* **Exercise aim**: Extract every line below, verbatim.

::: Data entries :::

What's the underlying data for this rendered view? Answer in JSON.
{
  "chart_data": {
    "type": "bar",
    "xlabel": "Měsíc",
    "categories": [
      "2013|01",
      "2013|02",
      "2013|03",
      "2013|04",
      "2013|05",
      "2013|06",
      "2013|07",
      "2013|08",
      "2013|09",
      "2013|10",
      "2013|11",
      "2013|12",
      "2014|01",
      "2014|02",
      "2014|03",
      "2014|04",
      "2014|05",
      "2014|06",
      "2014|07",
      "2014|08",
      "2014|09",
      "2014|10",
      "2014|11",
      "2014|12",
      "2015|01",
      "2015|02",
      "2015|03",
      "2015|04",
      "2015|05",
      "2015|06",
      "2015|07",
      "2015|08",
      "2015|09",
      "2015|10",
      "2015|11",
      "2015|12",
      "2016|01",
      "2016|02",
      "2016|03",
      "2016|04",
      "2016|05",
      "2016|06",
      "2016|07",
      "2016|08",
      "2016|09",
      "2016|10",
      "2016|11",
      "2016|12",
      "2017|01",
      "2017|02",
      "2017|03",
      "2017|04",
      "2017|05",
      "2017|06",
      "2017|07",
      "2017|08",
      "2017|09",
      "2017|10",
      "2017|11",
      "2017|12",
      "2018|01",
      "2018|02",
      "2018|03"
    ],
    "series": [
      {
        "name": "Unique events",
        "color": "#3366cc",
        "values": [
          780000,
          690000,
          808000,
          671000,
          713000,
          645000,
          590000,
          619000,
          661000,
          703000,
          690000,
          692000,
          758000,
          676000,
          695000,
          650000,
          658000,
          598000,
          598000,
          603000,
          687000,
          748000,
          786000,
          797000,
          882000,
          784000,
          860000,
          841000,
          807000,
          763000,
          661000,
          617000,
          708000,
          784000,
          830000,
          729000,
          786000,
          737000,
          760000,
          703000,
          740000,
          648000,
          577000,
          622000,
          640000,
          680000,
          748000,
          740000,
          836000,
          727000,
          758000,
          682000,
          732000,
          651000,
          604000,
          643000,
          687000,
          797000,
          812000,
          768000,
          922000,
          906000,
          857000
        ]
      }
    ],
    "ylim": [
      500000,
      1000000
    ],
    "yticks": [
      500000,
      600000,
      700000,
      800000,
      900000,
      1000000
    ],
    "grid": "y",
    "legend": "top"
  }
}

:::

* **Exercise output**:
What's the underlying data for this rendered view? Answer in JSON.
{
  "chart_data": {
    "type": "bar",
    "xlabel": "Měsíc",
    "categories": [
      "2013|01",
      "2013|02",
      "2013|03",
      "2013|04",
      "2013|05",
      "2013|06",
      "2013|07",
      "2013|08",
      "2013|09",
      "2013|10",
      "2013|11",
      "2013|12",
      "2014|01",
      "2014|02",
      "2014|03",
      "2014|04",
      "2014|05",
      "2014|06",
      "2014|07",
      "2014|08",
      "2014|09",
      "2014|10",
      "2014|11",
      "2014|12",
      "2015|01",
      "2015|02",
      "2015|03",
      "2015|04",
      "2015|05",
      "2015|06",
      "2015|07",
      "2015|08",
      "2015|09",
      "2015|10",
      "2015|11",
      "2015|12",
      "2016|01",
      "2016|02",
      "2016|03",
      "2016|04",
      "2016|05",
      "2016|06",
      "2016|07",
      "2016|08",
      "2016|09",
      "2016|10",
      "2016|11",
      "2016|12",
      "2017|01",
      "2017|02",
      "2017|03",
      "2017|04",
      "2017|05",
      "2017|06",
      "2017|07",
      "2017|08",
      "2017|09",
      "2017|10",
      "2017|11",
      "2017|12",
      "2018|01",
      "2018|02",
      "2018|03"
    ],
    "series": [
      {
        "name": "Unique events",
        "color": "#3366cc",
        "values": [
          780000,
          690000,
          808000,
          671000,
          713000,
          645000,
          590000,
          619000,
          661000,
          703000,
          690000,
          692000,
          758000,
          676000,
          695000,
          650000,
          658000,
          598000,
          598000,
          603000,
          687000,
          748000,
          786000,
          797000,
          882000,
          784000,
          860000,
          841000,
          807000,
          763000,
          661000,
          617000,
          708000,
          784000,
          830000,
          729000,
          786000,
          737000,
          760000,
          703000,
          740000,
          648000,
          577000,
          622000,
          640000,
          680000,
          748000,
          740000,
          836000,
          727000,
          758000,
          682000,
          732000,
          651000,
          604000,
          643000,
          687000,
          797000,
          812000,
          768000,
          922000,
          906000,
          857000
        ]
      }
    ],
    "ylim": [
      500000,
      1000000
    ],
    "yticks": [
      500000,
      600000,
      700000,
      800000,
      900000,
      1000000
    ],
    "grid": "y",
    "legend": "top"
  }
}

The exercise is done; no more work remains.